> _Stored items from a collection_
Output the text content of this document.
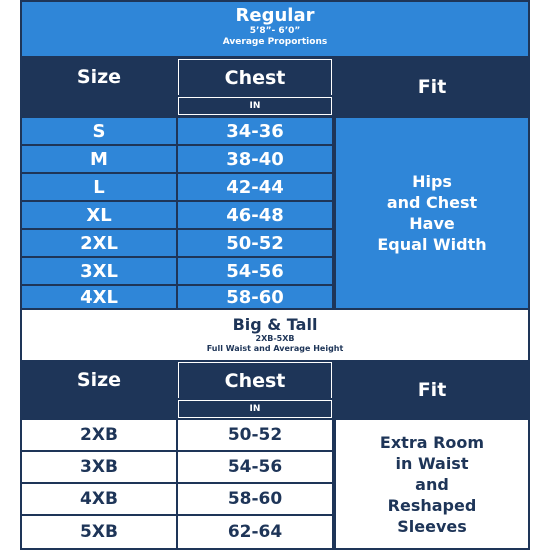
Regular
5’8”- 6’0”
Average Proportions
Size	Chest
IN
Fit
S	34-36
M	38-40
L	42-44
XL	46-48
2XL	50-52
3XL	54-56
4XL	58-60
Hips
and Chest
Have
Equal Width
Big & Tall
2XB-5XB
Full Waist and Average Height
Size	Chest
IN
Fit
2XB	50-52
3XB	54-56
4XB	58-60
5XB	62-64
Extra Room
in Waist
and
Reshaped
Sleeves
--
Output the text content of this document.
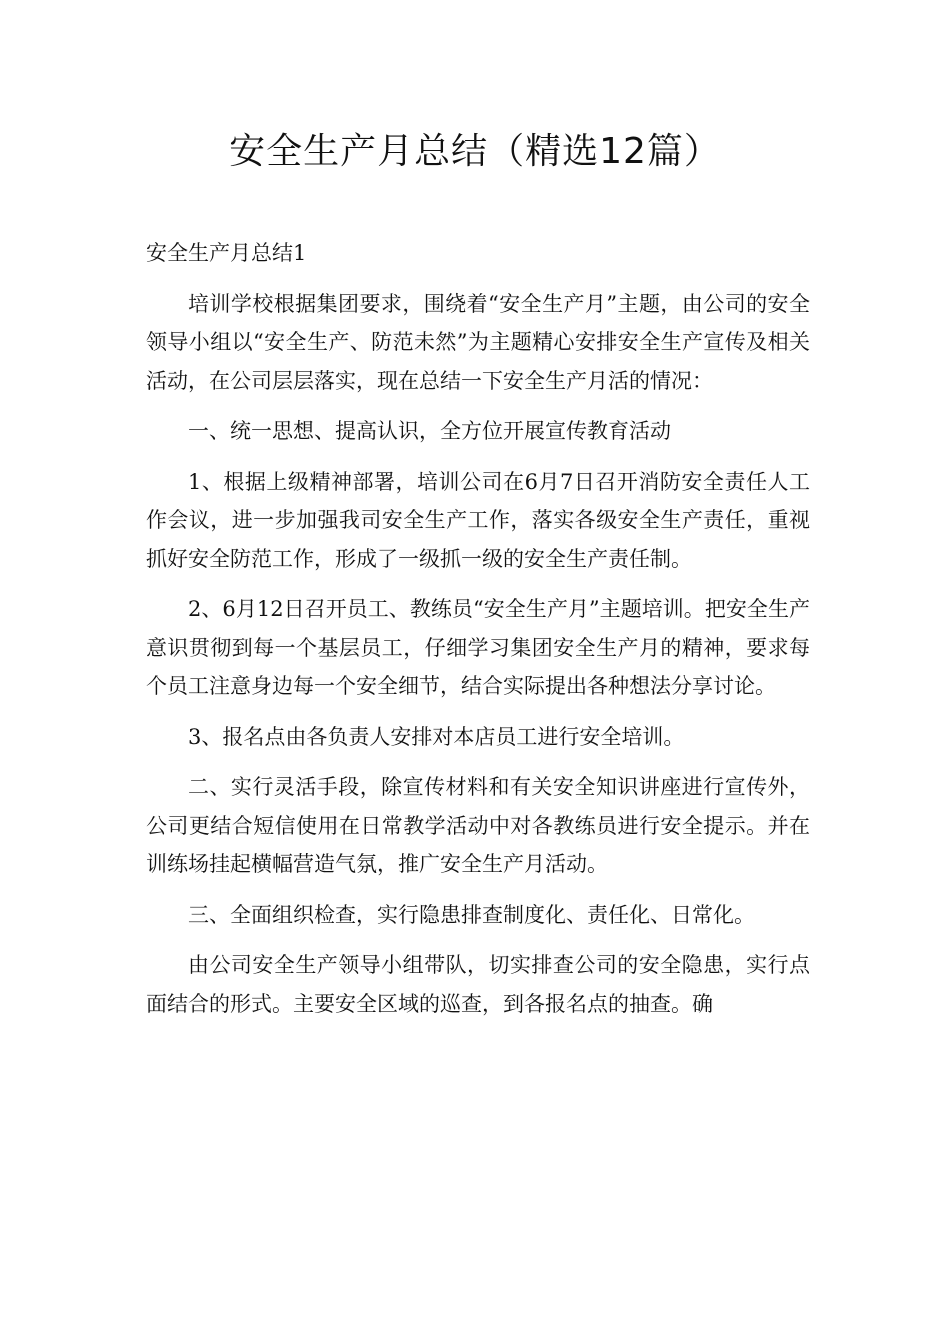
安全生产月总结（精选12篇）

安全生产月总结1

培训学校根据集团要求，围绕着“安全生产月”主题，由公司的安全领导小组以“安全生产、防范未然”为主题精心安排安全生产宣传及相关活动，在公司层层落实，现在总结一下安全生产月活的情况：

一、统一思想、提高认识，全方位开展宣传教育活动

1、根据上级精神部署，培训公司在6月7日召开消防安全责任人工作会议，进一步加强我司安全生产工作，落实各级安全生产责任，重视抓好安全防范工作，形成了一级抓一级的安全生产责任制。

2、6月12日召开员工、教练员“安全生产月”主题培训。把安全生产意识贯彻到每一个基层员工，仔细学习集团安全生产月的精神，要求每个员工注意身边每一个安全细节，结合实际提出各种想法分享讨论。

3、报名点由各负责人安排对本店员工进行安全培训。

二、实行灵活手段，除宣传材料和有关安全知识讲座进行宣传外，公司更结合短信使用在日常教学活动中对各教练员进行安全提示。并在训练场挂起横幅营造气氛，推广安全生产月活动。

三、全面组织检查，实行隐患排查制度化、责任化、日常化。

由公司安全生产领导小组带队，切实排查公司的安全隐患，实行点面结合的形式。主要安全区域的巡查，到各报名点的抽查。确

> _DO THIS_
In the records, locate each line holding the string "Waist" and copy it.

> _ANSWER TO THIS TASK_
Full Waist and Average Height
in Waist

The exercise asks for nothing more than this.